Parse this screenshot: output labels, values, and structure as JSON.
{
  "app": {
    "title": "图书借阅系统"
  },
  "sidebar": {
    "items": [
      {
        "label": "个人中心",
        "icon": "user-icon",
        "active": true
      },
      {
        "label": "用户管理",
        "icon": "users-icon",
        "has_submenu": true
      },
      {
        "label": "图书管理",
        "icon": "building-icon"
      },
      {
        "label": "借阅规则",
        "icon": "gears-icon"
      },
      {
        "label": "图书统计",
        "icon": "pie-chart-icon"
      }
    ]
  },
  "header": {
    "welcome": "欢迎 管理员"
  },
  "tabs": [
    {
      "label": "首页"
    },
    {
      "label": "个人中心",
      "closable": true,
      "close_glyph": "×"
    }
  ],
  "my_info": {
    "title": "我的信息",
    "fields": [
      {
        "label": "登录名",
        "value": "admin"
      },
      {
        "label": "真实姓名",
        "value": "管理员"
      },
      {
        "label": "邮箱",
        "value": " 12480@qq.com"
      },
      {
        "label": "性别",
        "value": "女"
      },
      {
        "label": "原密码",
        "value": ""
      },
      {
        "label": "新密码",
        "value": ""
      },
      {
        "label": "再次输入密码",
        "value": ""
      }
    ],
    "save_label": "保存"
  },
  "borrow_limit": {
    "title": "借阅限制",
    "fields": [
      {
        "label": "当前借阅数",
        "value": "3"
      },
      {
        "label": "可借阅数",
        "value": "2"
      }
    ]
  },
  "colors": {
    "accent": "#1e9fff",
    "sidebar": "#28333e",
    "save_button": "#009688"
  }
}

=-=-=

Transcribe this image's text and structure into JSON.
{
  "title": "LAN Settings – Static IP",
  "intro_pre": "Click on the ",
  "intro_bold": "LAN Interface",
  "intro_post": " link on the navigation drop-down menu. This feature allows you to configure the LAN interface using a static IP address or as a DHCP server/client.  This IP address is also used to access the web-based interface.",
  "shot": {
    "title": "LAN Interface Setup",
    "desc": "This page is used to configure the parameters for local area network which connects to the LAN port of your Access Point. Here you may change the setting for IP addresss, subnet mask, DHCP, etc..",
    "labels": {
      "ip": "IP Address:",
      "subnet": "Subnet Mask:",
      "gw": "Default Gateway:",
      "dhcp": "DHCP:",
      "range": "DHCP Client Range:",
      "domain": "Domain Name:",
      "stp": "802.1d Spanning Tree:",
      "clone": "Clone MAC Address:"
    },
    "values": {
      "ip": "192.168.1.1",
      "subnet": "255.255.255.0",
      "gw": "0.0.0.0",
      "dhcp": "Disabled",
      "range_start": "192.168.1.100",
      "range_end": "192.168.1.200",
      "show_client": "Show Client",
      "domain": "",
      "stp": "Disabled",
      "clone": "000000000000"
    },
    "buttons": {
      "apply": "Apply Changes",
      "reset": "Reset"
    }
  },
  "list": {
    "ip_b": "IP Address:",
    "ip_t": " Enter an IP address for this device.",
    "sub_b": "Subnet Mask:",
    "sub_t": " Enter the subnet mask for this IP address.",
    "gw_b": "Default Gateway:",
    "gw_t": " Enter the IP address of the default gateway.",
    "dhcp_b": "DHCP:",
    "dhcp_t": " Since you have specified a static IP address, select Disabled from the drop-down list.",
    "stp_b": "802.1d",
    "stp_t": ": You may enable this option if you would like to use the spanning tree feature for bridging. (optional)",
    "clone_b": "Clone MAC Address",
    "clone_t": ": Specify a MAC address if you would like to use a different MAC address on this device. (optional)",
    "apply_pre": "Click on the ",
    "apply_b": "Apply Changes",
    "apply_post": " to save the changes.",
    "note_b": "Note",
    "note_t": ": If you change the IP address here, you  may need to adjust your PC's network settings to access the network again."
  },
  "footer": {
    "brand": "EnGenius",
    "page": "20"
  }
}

=-=-=

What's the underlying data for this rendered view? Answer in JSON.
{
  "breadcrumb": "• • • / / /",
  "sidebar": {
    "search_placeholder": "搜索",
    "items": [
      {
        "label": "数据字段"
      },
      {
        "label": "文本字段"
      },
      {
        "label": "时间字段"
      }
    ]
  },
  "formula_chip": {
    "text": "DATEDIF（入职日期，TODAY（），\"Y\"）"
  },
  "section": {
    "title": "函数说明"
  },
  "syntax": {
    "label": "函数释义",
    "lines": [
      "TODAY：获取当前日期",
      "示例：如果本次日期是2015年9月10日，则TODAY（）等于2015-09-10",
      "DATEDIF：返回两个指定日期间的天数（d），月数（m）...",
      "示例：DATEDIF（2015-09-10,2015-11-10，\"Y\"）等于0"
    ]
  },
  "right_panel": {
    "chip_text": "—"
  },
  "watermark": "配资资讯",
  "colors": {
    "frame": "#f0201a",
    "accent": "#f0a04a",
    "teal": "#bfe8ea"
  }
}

=-=-=

# Your task:
Read the data above and pull out each line that holds the string "configure".

# Answer:
  "intro_post": " link on the navigation drop-down menu. This feature allows you to configure the LAN interface using a static IP address or as a DHCP server/client.  This IP address is also used to access the web-based interface.",
    "desc": "This page is used to configure the parameters for local area network which connects to the LAN port of your Access Point. Here you may change the setting for IP addresss, subnet mask, DHCP, etc..",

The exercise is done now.